[Figure collection entries]

★ ★ ★ ★

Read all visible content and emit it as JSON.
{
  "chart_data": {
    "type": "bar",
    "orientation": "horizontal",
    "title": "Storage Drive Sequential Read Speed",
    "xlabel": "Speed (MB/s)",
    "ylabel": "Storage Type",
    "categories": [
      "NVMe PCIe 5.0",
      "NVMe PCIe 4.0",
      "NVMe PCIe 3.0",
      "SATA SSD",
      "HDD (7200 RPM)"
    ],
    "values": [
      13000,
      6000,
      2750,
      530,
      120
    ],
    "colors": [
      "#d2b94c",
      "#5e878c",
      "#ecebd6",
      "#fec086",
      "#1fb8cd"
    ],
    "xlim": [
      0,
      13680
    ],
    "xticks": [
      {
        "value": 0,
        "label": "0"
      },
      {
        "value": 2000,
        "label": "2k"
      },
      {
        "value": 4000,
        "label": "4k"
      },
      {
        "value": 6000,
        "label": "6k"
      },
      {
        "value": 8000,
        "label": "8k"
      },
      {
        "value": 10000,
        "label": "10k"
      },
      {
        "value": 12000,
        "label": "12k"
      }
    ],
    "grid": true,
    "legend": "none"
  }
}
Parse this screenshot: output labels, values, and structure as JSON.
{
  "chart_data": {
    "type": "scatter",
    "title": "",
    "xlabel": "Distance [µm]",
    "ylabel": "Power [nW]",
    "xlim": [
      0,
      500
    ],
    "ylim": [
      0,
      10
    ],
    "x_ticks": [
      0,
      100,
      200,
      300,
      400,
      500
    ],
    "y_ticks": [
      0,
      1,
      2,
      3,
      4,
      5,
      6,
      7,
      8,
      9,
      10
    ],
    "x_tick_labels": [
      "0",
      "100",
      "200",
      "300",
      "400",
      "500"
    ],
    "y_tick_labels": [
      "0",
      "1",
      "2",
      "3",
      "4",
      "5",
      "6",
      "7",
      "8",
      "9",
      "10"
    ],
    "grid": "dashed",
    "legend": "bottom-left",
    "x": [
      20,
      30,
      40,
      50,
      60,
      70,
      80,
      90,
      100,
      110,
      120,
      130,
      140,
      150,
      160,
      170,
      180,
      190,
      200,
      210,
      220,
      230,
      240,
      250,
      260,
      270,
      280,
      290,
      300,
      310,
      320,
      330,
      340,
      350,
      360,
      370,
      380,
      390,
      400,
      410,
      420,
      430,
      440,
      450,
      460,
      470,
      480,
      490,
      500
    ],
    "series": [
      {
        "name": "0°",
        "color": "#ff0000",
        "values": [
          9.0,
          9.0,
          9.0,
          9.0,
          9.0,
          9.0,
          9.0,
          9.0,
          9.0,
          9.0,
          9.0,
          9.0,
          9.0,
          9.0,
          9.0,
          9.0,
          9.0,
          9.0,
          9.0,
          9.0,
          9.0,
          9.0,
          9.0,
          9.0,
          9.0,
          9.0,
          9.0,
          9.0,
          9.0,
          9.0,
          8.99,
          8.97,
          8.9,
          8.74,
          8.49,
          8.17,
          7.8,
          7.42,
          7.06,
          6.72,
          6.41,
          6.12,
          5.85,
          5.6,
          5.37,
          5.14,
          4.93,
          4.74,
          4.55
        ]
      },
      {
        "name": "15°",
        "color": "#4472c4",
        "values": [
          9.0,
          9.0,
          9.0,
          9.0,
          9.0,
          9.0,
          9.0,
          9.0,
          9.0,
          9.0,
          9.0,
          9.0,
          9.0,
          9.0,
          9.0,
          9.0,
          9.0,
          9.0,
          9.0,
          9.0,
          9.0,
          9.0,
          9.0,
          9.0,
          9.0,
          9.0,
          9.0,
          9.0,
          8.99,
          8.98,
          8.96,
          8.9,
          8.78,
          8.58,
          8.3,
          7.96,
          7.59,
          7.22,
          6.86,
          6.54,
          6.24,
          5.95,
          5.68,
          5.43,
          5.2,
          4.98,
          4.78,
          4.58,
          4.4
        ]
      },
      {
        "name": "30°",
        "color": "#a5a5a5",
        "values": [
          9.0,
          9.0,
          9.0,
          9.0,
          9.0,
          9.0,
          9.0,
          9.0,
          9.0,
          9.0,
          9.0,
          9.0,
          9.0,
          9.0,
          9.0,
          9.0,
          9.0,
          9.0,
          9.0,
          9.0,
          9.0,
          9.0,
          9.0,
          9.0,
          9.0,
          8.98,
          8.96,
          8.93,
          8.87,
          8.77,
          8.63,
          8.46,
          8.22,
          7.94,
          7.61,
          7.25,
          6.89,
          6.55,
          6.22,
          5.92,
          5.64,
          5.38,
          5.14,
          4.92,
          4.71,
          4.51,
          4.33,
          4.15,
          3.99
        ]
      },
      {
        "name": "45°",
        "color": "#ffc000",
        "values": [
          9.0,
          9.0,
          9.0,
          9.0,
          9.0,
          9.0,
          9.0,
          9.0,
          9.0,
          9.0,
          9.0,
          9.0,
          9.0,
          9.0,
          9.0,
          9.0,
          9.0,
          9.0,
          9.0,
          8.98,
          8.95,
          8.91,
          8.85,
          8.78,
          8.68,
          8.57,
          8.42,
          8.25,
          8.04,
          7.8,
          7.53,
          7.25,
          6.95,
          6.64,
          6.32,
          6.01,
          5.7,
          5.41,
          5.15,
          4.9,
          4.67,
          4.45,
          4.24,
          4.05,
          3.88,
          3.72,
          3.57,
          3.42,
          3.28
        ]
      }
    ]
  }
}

★ ★ ★ ★

■ Given instruction
Restate the listing above word for word.

■ Right answer
Read all visible content and emit it as JSON.
{
  "chart_data": {
    "type": "bar",
    "orientation": "horizontal",
    "title": "Storage Drive Sequential Read Speed",
    "xlabel": "Speed (MB/s)",
    "ylabel": "Storage Type",
    "categories": [
      "NVMe PCIe 5.0",
      "NVMe PCIe 4.0",
      "NVMe PCIe 3.0",
      "SATA SSD",
      "HDD (7200 RPM)"
    ],
    "values": [
      13000,
      6000,
      2750,
      530,
      120
    ],
    "colors": [
      "#d2b94c",
      "#5e878c",
      "#ecebd6",
      "#fec086",
      "#1fb8cd"
    ],
    "xlim": [
      0,
      13680
    ],
    "xticks": [
      {
        "value": 0,
        "label": "0"
      },
      {
        "value": 2000,
        "label": "2k"
      },
      {
        "value": 4000,
        "label": "4k"
      },
      {
        "value": 6000,
        "label": "6k"
      },
      {
        "value": 8000,
        "label": "8k"
      },
      {
        "value": 10000,
        "label": "10k"
      },
      {
        "value": 12000,
        "label": "12k"
      }
    ],
    "grid": true,
    "legend": "none"
  }
}
Parse this screenshot: output labels, values, and structure as JSON.
{
  "chart_data": {
    "type": "scatter",
    "title": "",
    "xlabel": "Distance [µm]",
    "ylabel": "Power [nW]",
    "xlim": [
      0,
      500
    ],
    "ylim": [
      0,
      10
    ],
    "x_ticks": [
      0,
      100,
      200,
      300,
      400,
      500
    ],
    "y_ticks": [
      0,
      1,
      2,
      3,
      4,
      5,
      6,
      7,
      8,
      9,
      10
    ],
    "x_tick_labels": [
      "0",
      "100",
      "200",
      "300",
      "400",
      "500"
    ],
    "y_tick_labels": [
      "0",
      "1",
      "2",
      "3",
      "4",
      "5",
      "6",
      "7",
      "8",
      "9",
      "10"
    ],
    "grid": "dashed",
    "legend": "bottom-left",
    "x": [
      20,
      30,
      40,
      50,
      60,
      70,
      80,
      90,
      100,
      110,
      120,
      130,
      140,
      150,
      160,
      170,
      180,
      190,
      200,
      210,
      220,
      230,
      240,
      250,
      260,
      270,
      280,
      290,
      300,
      310,
      320,
      330,
      340,
      350,
      360,
      370,
      380,
      390,
      400,
      410,
      420,
      430,
      440,
      450,
      460,
      470,
      480,
      490,
      500
    ],
    "series": [
      {
        "name": "0°",
        "color": "#ff0000",
        "values": [
          9.0,
          9.0,
          9.0,
          9.0,
          9.0,
          9.0,
          9.0,
          9.0,
          9.0,
          9.0,
          9.0,
          9.0,
          9.0,
          9.0,
          9.0,
          9.0,
          9.0,
          9.0,
          9.0,
          9.0,
          9.0,
          9.0,
          9.0,
          9.0,
          9.0,
          9.0,
          9.0,
          9.0,
          9.0,
          9.0,
          8.99,
          8.97,
          8.9,
          8.74,
          8.49,
          8.17,
          7.8,
          7.42,
          7.06,
          6.72,
          6.41,
          6.12,
          5.85,
          5.6,
          5.37,
          5.14,
          4.93,
          4.74,
          4.55
        ]
      },
      {
        "name": "15°",
        "color": "#4472c4",
        "values": [
          9.0,
          9.0,
          9.0,
          9.0,
          9.0,
          9.0,
          9.0,
          9.0,
          9.0,
          9.0,
          9.0,
          9.0,
          9.0,
          9.0,
          9.0,
          9.0,
          9.0,
          9.0,
          9.0,
          9.0,
          9.0,
          9.0,
          9.0,
          9.0,
          9.0,
          9.0,
          9.0,
          9.0,
          8.99,
          8.98,
          8.96,
          8.9,
          8.78,
          8.58,
          8.3,
          7.96,
          7.59,
          7.22,
          6.86,
          6.54,
          6.24,
          5.95,
          5.68,
          5.43,
          5.2,
          4.98,
          4.78,
          4.58,
          4.4
        ]
      },
      {
        "name": "30°",
        "color": "#a5a5a5",
        "values": [
          9.0,
          9.0,
          9.0,
          9.0,
          9.0,
          9.0,
          9.0,
          9.0,
          9.0,
          9.0,
          9.0,
          9.0,
          9.0,
          9.0,
          9.0,
          9.0,
          9.0,
          9.0,
          9.0,
          9.0,
          9.0,
          9.0,
          9.0,
          9.0,
          9.0,
          8.98,
          8.96,
          8.93,
          8.87,
          8.77,
          8.63,
          8.46,
          8.22,
          7.94,
          7.61,
          7.25,
          6.89,
          6.55,
          6.22,
          5.92,
          5.64,
          5.38,
          5.14,
          4.92,
          4.71,
          4.51,
          4.33,
          4.15,
          3.99
        ]
      },
      {
        "name": "45°",
        "color": "#ffc000",
        "values": [
          9.0,
          9.0,
          9.0,
          9.0,
          9.0,
          9.0,
          9.0,
          9.0,
          9.0,
          9.0,
          9.0,
          9.0,
          9.0,
          9.0,
          9.0,
          9.0,
          9.0,
          9.0,
          9.0,
          8.98,
          8.95,
          8.91,
          8.85,
          8.78,
          8.68,
          8.57,
          8.42,
          8.25,
          8.04,
          7.8,
          7.53,
          7.25,
          6.95,
          6.64,
          6.32,
          6.01,
          5.7,
          5.41,
          5.15,
          4.9,
          4.67,
          4.45,
          4.24,
          4.05,
          3.88,
          3.72,
          3.57,
          3.42,
          3.28
        ]
      }
    ]
  }
}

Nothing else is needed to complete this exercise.